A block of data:
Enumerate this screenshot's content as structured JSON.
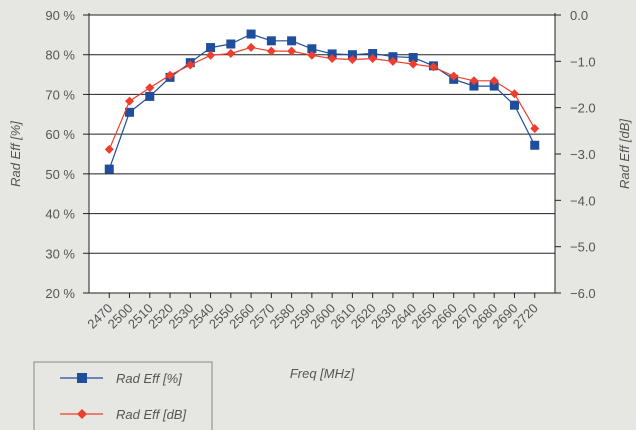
{
  "chart_data": {
    "type": "line",
    "xlabel": "Freq [MHz]",
    "ylabel_left": "Rad Eff [%]",
    "ylabel_right": "Rad Eff [dB]",
    "x": [
      2470,
      2500,
      2510,
      2520,
      2530,
      2540,
      2550,
      2560,
      2570,
      2580,
      2590,
      2600,
      2610,
      2620,
      2630,
      2640,
      2650,
      2660,
      2670,
      2680,
      2690,
      2720
    ],
    "x_tick_labels": [
      "2470",
      "2500",
      "2510",
      "2520",
      "2530",
      "2540",
      "2550",
      "2560",
      "2570",
      "2580",
      "2590",
      "2600",
      "2610",
      "2620",
      "2630",
      "2640",
      "2650",
      "2660",
      "2670",
      "2680",
      "2690",
      "2720"
    ],
    "ylim_left": [
      20,
      90
    ],
    "yticks_left": [
      "20 %",
      "30 %",
      "40 %",
      "50 %",
      "60 %",
      "70 %",
      "80 %",
      "90 %"
    ],
    "ylim_right": [
      -6.0,
      0.0
    ],
    "yticks_right": [
      "0.0",
      "-1.0",
      "-2.0",
      "-3.0",
      "-4.0",
      "-5.0",
      "-6.0"
    ],
    "grid": "horizontal",
    "legend_placement": "bottom-left",
    "series": [
      {
        "name": "Rad Eff [%]",
        "axis": "left",
        "marker": "square",
        "color": "#1f4e9c",
        "values": [
          51.2,
          65.5,
          69.5,
          74.3,
          78.0,
          81.8,
          82.7,
          85.2,
          83.5,
          83.5,
          81.5,
          80.2,
          80.0,
          80.3,
          79.5,
          79.3,
          77.2,
          73.8,
          72.1,
          72.1,
          67.3,
          57.2
        ]
      },
      {
        "name": "Rad Eff [dB]",
        "axis": "right",
        "marker": "diamond",
        "color": "#ee3e2d",
        "values": [
          -2.9,
          -1.86,
          -1.57,
          -1.3,
          -1.08,
          -0.87,
          -0.83,
          -0.7,
          -0.78,
          -0.78,
          -0.87,
          -0.94,
          -0.96,
          -0.94,
          -1.0,
          -1.06,
          -1.12,
          -1.32,
          -1.42,
          -1.42,
          -1.7,
          -2.45
        ]
      }
    ]
  }
}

* _SHORT EXERCISE_:
Omitting all images, retype each line of the records precisely.

* _CORRECT ANSWER_:
Enumerate this screenshot's content as structured JSON.
{
  "chart_data": {
    "type": "line",
    "xlabel": "Freq [MHz]",
    "ylabel_left": "Rad Eff [%]",
    "ylabel_right": "Rad Eff [dB]",
    "x": [
      2470,
      2500,
      2510,
      2520,
      2530,
      2540,
      2550,
      2560,
      2570,
      2580,
      2590,
      2600,
      2610,
      2620,
      2630,
      2640,
      2650,
      2660,
      2670,
      2680,
      2690,
      2720
    ],
    "x_tick_labels": [
      "2470",
      "2500",
      "2510",
      "2520",
      "2530",
      "2540",
      "2550",
      "2560",
      "2570",
      "2580",
      "2590",
      "2600",
      "2610",
      "2620",
      "2630",
      "2640",
      "2650",
      "2660",
      "2670",
      "2680",
      "2690",
      "2720"
    ],
    "ylim_left": [
      20,
      90
    ],
    "yticks_left": [
      "20 %",
      "30 %",
      "40 %",
      "50 %",
      "60 %",
      "70 %",
      "80 %",
      "90 %"
    ],
    "ylim_right": [
      -6.0,
      0.0
    ],
    "yticks_right": [
      "0.0",
      "-1.0",
      "-2.0",
      "-3.0",
      "-4.0",
      "-5.0",
      "-6.0"
    ],
    "grid": "horizontal",
    "legend_placement": "bottom-left",
    "series": [
      {
        "name": "Rad Eff [%]",
        "axis": "left",
        "marker": "square",
        "color": "#1f4e9c",
        "values": [
          51.2,
          65.5,
          69.5,
          74.3,
          78.0,
          81.8,
          82.7,
          85.2,
          83.5,
          83.5,
          81.5,
          80.2,
          80.0,
          80.3,
          79.5,
          79.3,
          77.2,
          73.8,
          72.1,
          72.1,
          67.3,
          57.2
        ]
      },
      {
        "name": "Rad Eff [dB]",
        "axis": "right",
        "marker": "diamond",
        "color": "#ee3e2d",
        "values": [
          -2.9,
          -1.86,
          -1.57,
          -1.3,
          -1.08,
          -0.87,
          -0.83,
          -0.7,
          -0.78,
          -0.78,
          -0.87,
          -0.94,
          -0.96,
          -0.94,
          -1.0,
          -1.06,
          -1.12,
          -1.32,
          -1.42,
          -1.42,
          -1.7,
          -2.45
        ]
      }
    ]
  }
}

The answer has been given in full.